== Input material ==

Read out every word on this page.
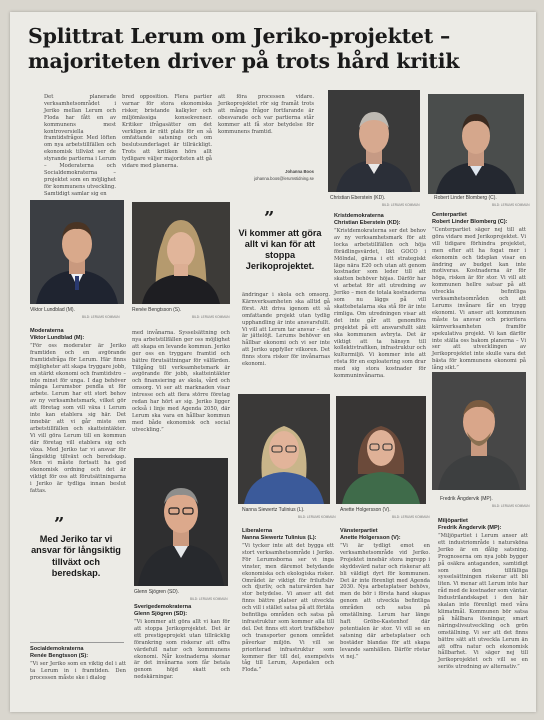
Splittrat Lerum om Jeriko-projektet – majoriteten driver på trots hård kritik
Det planerade verksamhetsområdet i Jeriko mellan Lerum och Floda har fått en av kommunens mest kontroversiella framtidsfrågor. Med löften om nya arbetstillfällen och ekonomisk tillväxt ser de styrande partierna i Lerum – Moderaterna och Socialdemokraterna – projektet som en möjlighet för kommunens utveckling. Samtidigt samlar sig en
bred opposition. Flera partier varnar för stora ekonomiska risker, bristande kalkyler och miljömässiga konsekvenser. Kritiker ifrågasätter om det verkligen är rätt plats för en så omfattande satsning och om beslutsunderlaget är tillräckligt. Trots att kritiken hörs allt tydligare väljer majoriteten att gå vidare med planerna.
att föra processen vidare. Jerikoprojektet rör sig framåt trots att många frågor fortfarande är obesvarade och var partierna står kommer att få stor betydelse för kommunens framtid.
Johanna Boos
johanna.boos@lerumstidning.se
Christian Eberstein (KD).
BILD: LERUMS KOMMUN
Robert Linder Blomberg (C).
BILD: LERUMS KOMMUN
Viktor Lundblad (M).
BILD: LERUMS KOMMUN
Renée Bengtsson (S).
BILD: LERUMS KOMMUN
”
Vi kommer att göra allt vi kan för att stoppa Jerikoprojektet.
ändringar i skola och omsorg. Kärnverksamheten ska alltid gå först. Att driva igenom ett så omfattande projekt utan tydlig upphandling är inte ansvarsfullt. Vi vill att Lerum tar ansvar – det är jättelöjt. Lerums behöver en hållbar ekonomi och vi ser inte att Jeriko uppfyller vilkoren. Det finns stora risker för invånarnas ekonomi.
Kristdemokraterna
Christian Eberstein (KD):
”Kristdemokraterna ser det behov av ny verksamhetsmark för att locka arbetstillfällen och höja förädlingsvärdet, likt GOCO i Mölndal, gärna i ett strategiskt läge nära E20 och utan att genom kostnader som leder till att skatten behöver höjas. Därför har vi arbetat för att utredning av Jeriko – men de totala kostnaderna som nu läggs på vill skattebetalarna ska stå för är inte rimliga. Om utredningen visar att det inte går att genomföra projektet på ett ansvarsfullt sätt ska kommunen avbryta. Det är viktigt att ta hänsyn till kollektivtrafiken, infrastruktur och kulturmiljö. Vi kommer inte att rösta för en exploatering som drar med sig stora kostnader för kommuninvånarna.
Centerpartiet
Robert Linder Blomberg (C):
”Centerpartiet säger nej till att göra vidare med Jerikoprojektet. Vi vill tidigare förhindra projektet, men efter att ha fogat mer i ekonomin och tidsplan visar en ändring av budget kan inte motiveras. Kostnaderna är för höga, risken är för stor. Vi vill att kommunen hellre satsar på att utveckla befintliga verksamhetsområden och att Lerums invånare får en trygg ekonomi. Vi anser att kommunen måste ta ansvar och prioritera kärnverksamheten framför spekulativa projekt. Vi kan därför inte ställa oss bakom planerna – Vi ser att utvecklingen av Jerikoprojektet inte skulle vara det bästa för kommunens ekonomi på lång sikt.”
Moderaterna
Viktor Lundblad (M):
”För oss moderater är Jeriko framtiden och en avgörande framtidsfråga för Lerum. Här finns möjligheter att skapa tryggare jobb, en stärkt ekonomi och framtidstro – inte minst för unga. I dag behöver många Lerumsbor pendla ut för arbete. Lerum har ett stort behov av ny verksamhetsmark, vilket gör att företag som vill växa i Lerum inte kan etablera sig här. Det innebär att vi går miste om arbetstillfällen och skatteintäkter. Vi vill göra Lerum till en kommun där företag vill etablera sig och växa. Med Jeriko tar vi ansvar för långsiktig tillväxt och beredskap. Men vi måste fortsatt ha god ekonomisk ordning och det är viktigt för oss att förutsättningarna i Jeriko är tydliga innan beslut fattas.
med invånarna. Sysselsättning och nya arbetstillfällen ger oss möjlighet att skapa en levande kommun. Jeriko ger oss en tryggare framtid och bättre förutsättningar för välfärden. Tillgång till verksamhetsmark är avgörande för jobb, skatteintäkter och finansiering av skola, vård och omsorg. Vi ser att marknaden visar intresse och att flera större företag redan har hört av sig. Jeriko ligger också i linje med Agenda 2050, där Lerum ska vara en hållbar kommun med både ekonomisk och social utveckling.”
”
Med Jeriko tar vi ansvar för långsiktig tillväxt och beredskap.
Socialdemokraterna
Renée Bengtsson (S):
”Vi ser Jeriko som en viktig del i att ta Lerum in i framtiden. Den processen måste ske i dialog
Glenn Sjögren (SD).
BILD: LERUMS KOMMUN
Sverigedemokraterna
Glenn Sjögren (SD):
”Vi kommer att göra allt vi kan för att stoppa Jerikoprojektet. Det är ett prestigeprojekt utan tillräcklig förankring som riskerar att offra värdefull natur och kommunens ekonomi. Når kostnaderna skenar är det invånarna som får betala genom höjd skatt och nedskärningar.
Nanna Siewertz Tulinius (L).
BILD: LERUMS KOMMUN
Anette Holgersson (V).
BILD: LERUMS KOMMUN
Fredrik Ängdervik (MP).
BILD: LERUMS KOMMUN
Liberalerna
Nanna Siewertz Tulinius (L):
”Vi tycker inte att det bygga ett stort verksamhetsområde i Jeriko. För Lerumsborna ser vi inga vinster, men däremot betydande ekonomiska och ekologiska risker. Området är viktigt för friluftsliv och djurliv, och naturvärden har stor betydelse. Vi anser att det finns bättre platser att utveckla och vill i stället satsa på att förtäta befintliga områden och satsa på infrastruktur som kommer alla till del. Det finns ett stort trafikbehov och transporter genom området påverkar miljön. Vi vill se prioriterad infrastruktur som kommer fler till del, exempelvis tåg till Lerum, Aspedalen och Floda.”
Vänsterpartiet
Anette Holgersson (V):
”Vi är tydligt emot en verksamhetsområde vid Jeriko. Projektet innebär stora ingrepp i skyddsvärd natur och riskerar att bli väldigt dyrt för kommunen. Det är inte förenligt med Agenda 2030. Nya arbetsplatser behövs, men de bör i första hand skapas genom att utveckla befintliga områden och satsa på omställning. Lerum har länge haft Gröbo-Kastenhof där potentialen är stor. Vi vill se en satsning där arbetsplatser och bostäder blandas för att skapa levande samhällen. Därför röstar vi nej.”
Miljöpartiet
Fredrik Ängdervik (MP):
”Miljöpartiet i Lerum anser att ett industriområde i naturskönа Jeriko är en dålig satsning. Prognoserna om nya jobb bygger på osäkra antaganden, samtidigt som den tillfälliga sysselsättningen riskerar att bli liten. Vi menar att Lerum inte har råd med de kostnader som väntar. Industrilandskapet i den här skalan inte förenligt med våra klimatmål. Kommunen bör satsa på hållbara lösningar, smart näringslivsutveckling och grön omställning. Vi ser att det finns bättre sätt att utveckla Lerum än att offra natur och ekonomisk hållbarhet. Vi säger nej till Jerikoprojektet och vill se en seriös utredning av alternativ.”
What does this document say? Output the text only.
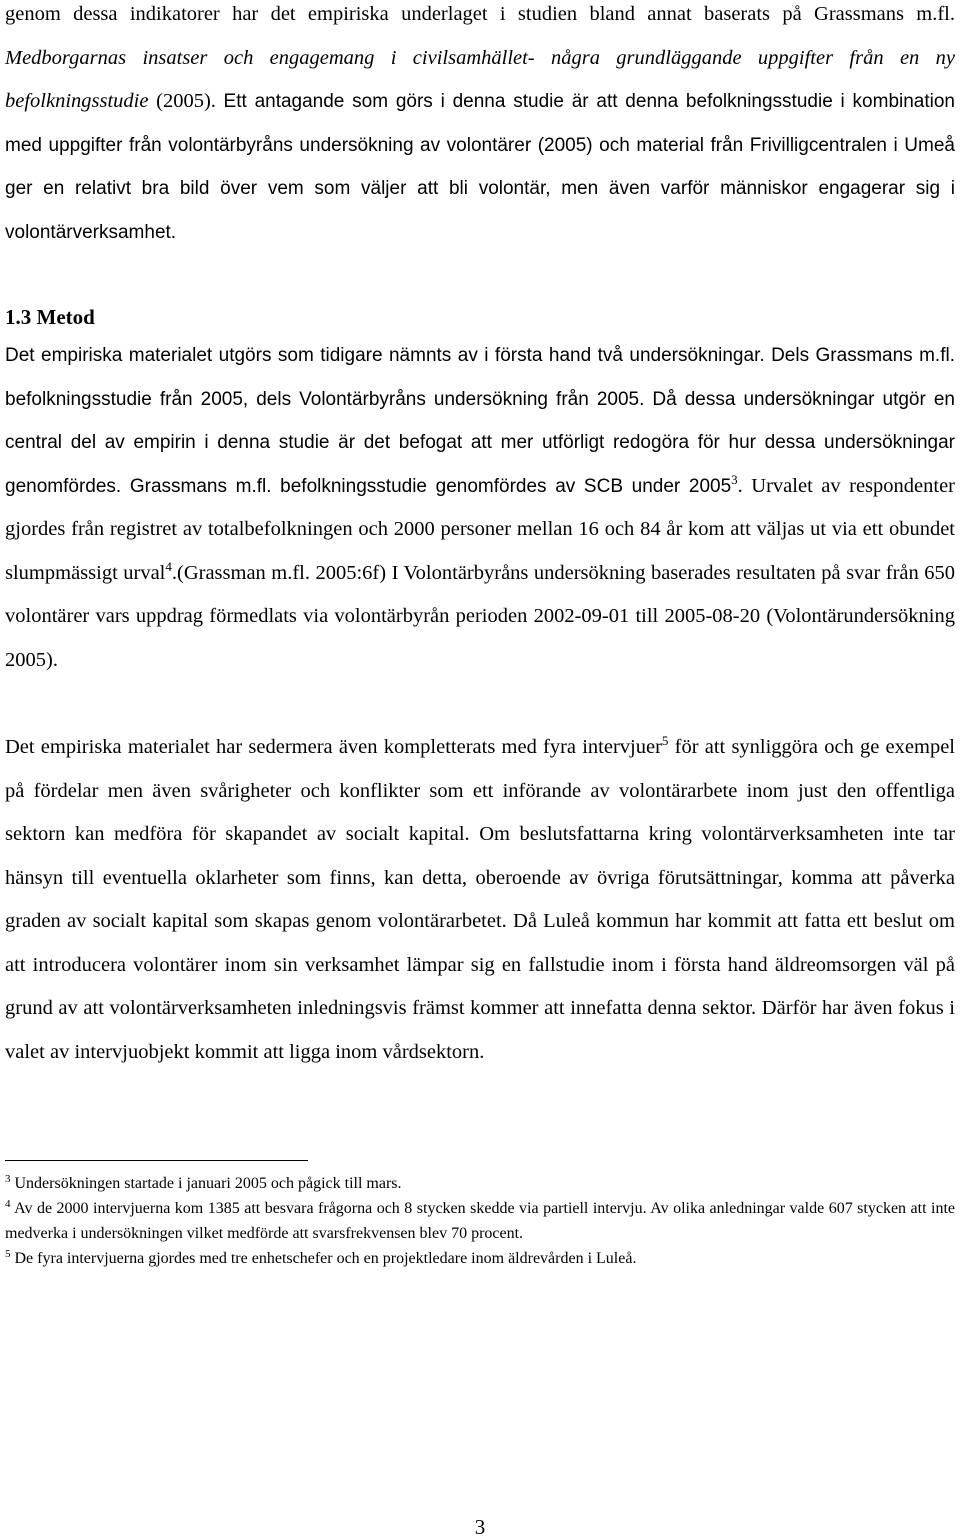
genom dessa indikatorer har det empiriska underlaget i studien bland annat baserats på Grassmans m.fl. Medborgarnas insatser och engagemang i civilsamhället- några grundläggande uppgifter från en ny befolkningsstudie (2005). Ett antagande som görs i denna studie är att denna befolkningsstudie i kombination med uppgifter från volontärbyråns undersökning av volontärer (2005) och material från Frivilligcentralen i Umeå ger en relativt bra bild över vem som väljer att bli volontär, men även varför människor engagerar sig i volontärverksamhet.

1.3 Metod

Det empiriska materialet utgörs som tidigare nämnts av i första hand två undersökningar. Dels Grassmans m.fl. befolkningsstudie från 2005, dels Volontärbyråns undersökning från 2005. Då dessa undersökningar utgör en central del av empirin i denna studie är det befogat att mer utförligt redogöra för hur dessa undersökningar genomfördes. Grassmans m.fl. befolkningsstudie genomfördes av SCB under 2005$^3$. Urvalet av respondenter gjordes från registret av totalbefolkningen och 2000 personer mellan 16 och 84 år kom att väljas ut via ett obundet slumpmässigt urval$^4$.(Grassman m.fl. 2005:6f) I Volontärbyråns undersökning baserades resultaten på svar från 650 volontärer vars uppdrag förmedlats via volontärbyrån perioden 2002-09-01 till 2005-08-20 (Volontärundersökning 2005).

Det empiriska materialet har sedermera även kompletterats med fyra intervjuer$^5$ för att synliggöra och ge exempel på fördelar men även svårigheter och konflikter som ett införande av volontärarbete inom just den offentliga sektorn kan medföra för skapandet av socialt kapital. Om beslutsfattarna kring volontärverksamheten inte tar hänsyn till eventuella oklarheter som finns, kan detta, oberoende av övriga förutsättningar, komma att påverka graden av socialt kapital som skapas genom volontärarbetet. Då Luleå kommun har kommit att fatta ett beslut om att introducera volontärer inom sin verksamhet lämpar sig en fallstudie inom i första hand äldreomsorgen väl på grund av att volontärverksamheten inledningsvis främst kommer att innefatta denna sektor. Därför har även fokus i valet av intervjuobjekt kommit att ligga inom vårdsektorn.

$^3$ Undersökningen startade i januari 2005 och pågick till mars.

$^4$ Av de 2000 intervjuerna kom 1385 att besvara frågorna och 8 stycken skedde via partiell intervju. Av olika anledningar valde 607 stycken att inte medverka i undersökningen vilket medförde att svarsfrekvensen blev 70 procent.

$^5$ De fyra intervjuerna gjordes med tre enhetschefer och en projektledare inom äldrevården i Luleå.

3
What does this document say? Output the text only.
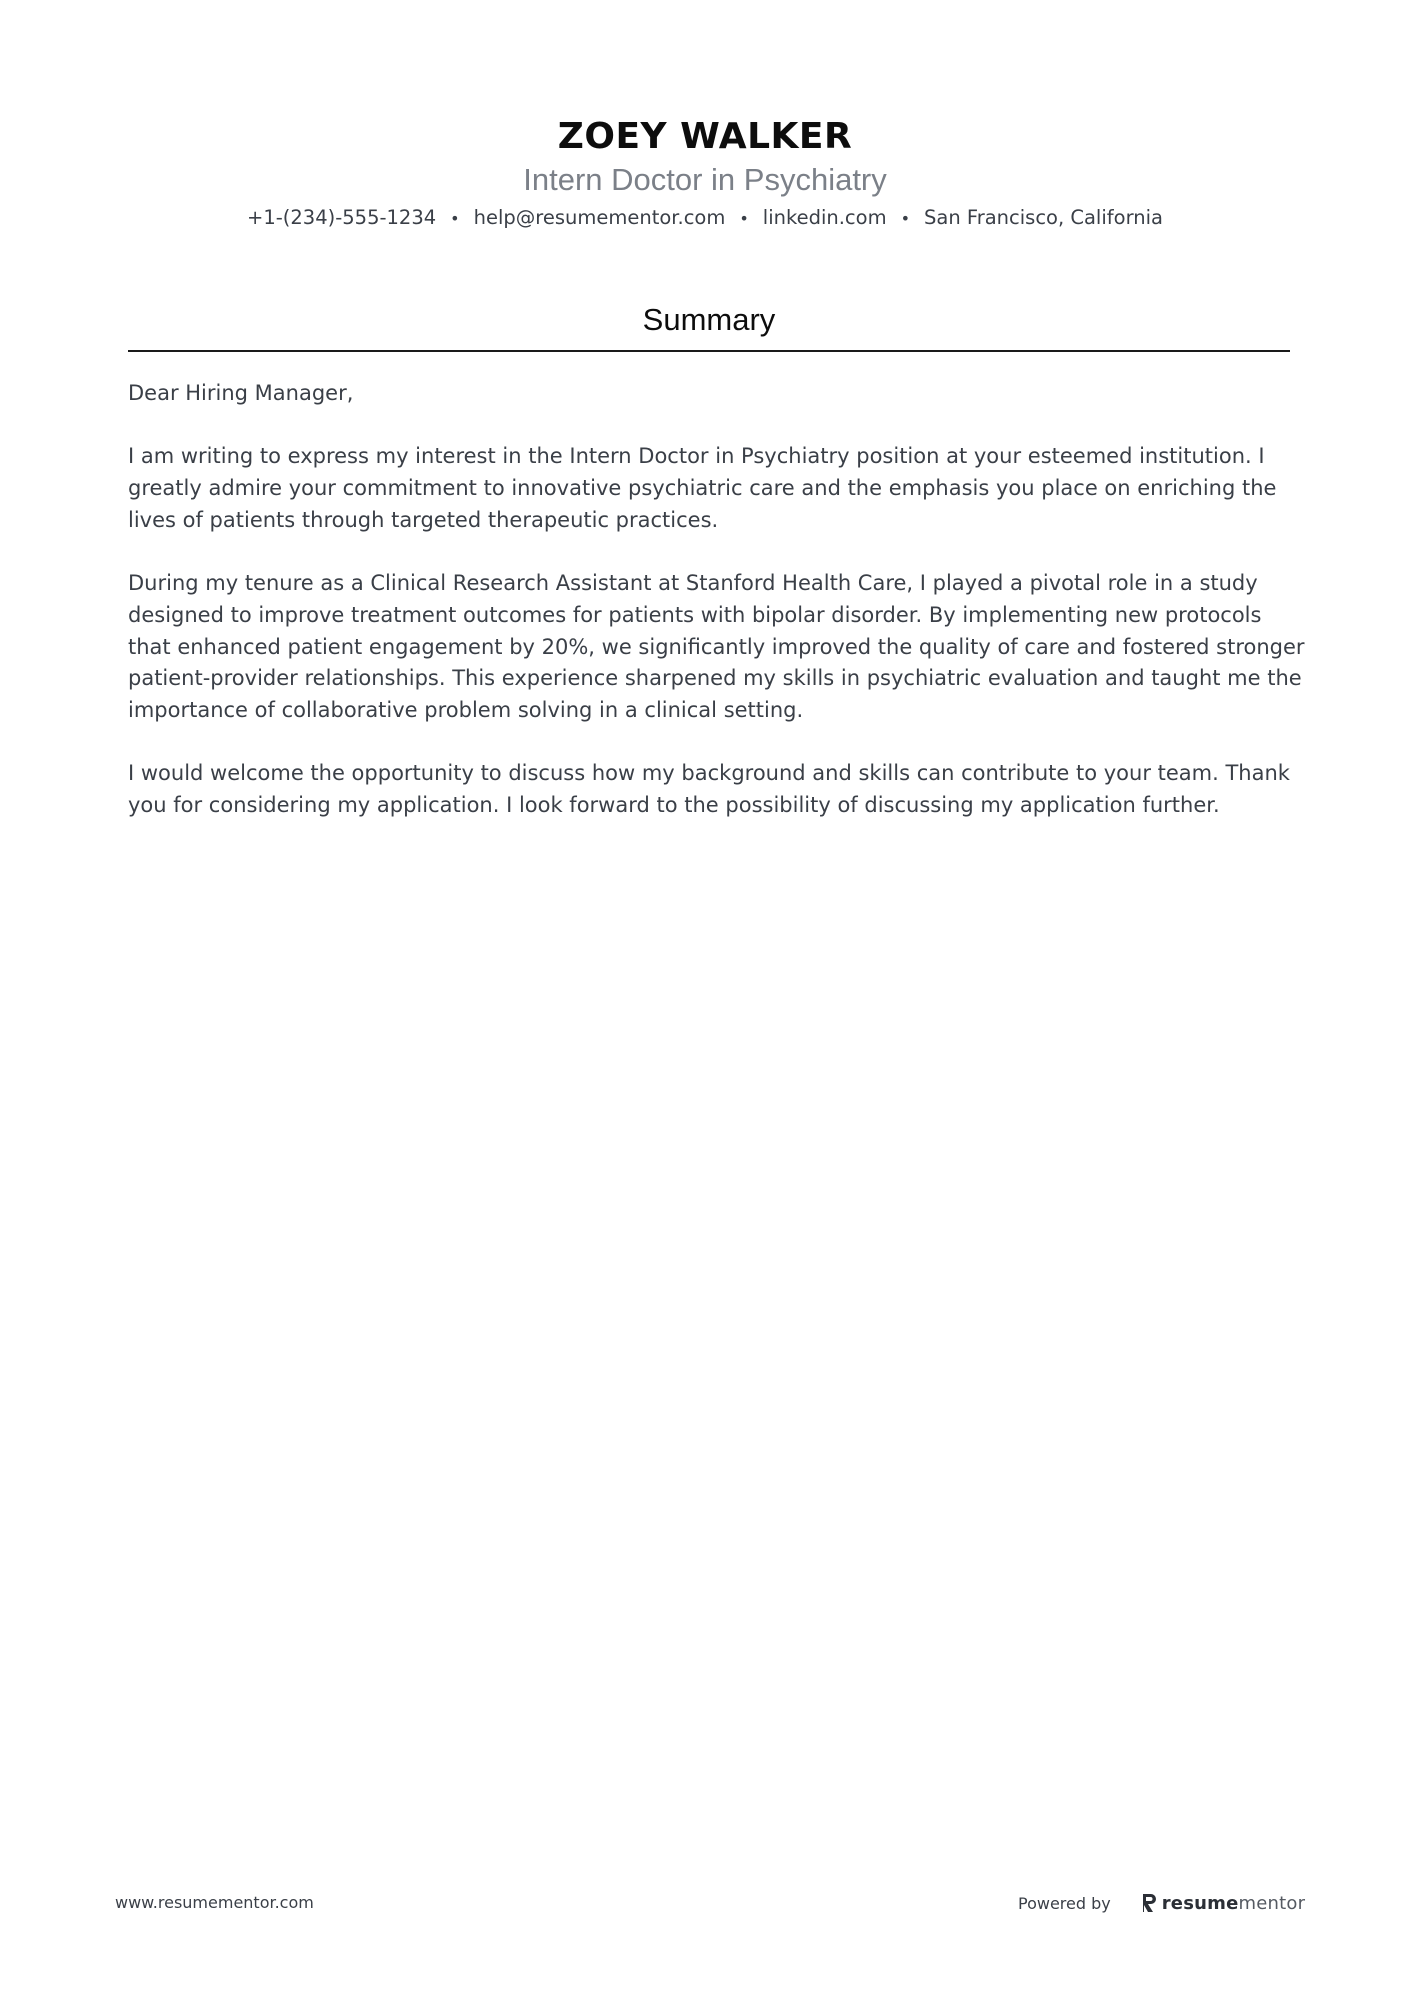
ZOEY WALKER
Intern Doctor in Psychiatry
+1-(234)-555-1234 • help@resumementor.com • linkedin.com • San Francisco, California
Summary

Dear Hiring Manager,

I am writing to express my interest in the Intern Doctor in Psychiatry position at your esteemed institution. I greatly admire your commitment to innovative psychiatric care and the emphasis you place on enriching the lives of patients through targeted therapeutic practices.

During my tenure as a Clinical Research Assistant at Stanford Health Care, I played a pivotal role in a study designed to improve treatment outcomes for patients with bipolar disorder. By implementing new protocols that enhanced patient engagement by 20%, we significantly improved the quality of care and fostered stronger patient-provider relationships. This experience sharpened my skills in psychiatric evaluation and taught me the importance of collaborative problem solving in a clinical setting.

I would welcome the opportunity to discuss how my background and skills can contribute to your team. Thank you for considering my application. I look forward to the possibility of discussing my application further.

www.resumementor.com	Powered by	resumementor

===

▸ **Exercise description**
The number alone is the answer: work out how many lines in the data contain "stoppa".

▸ **Solution for this exercise**
2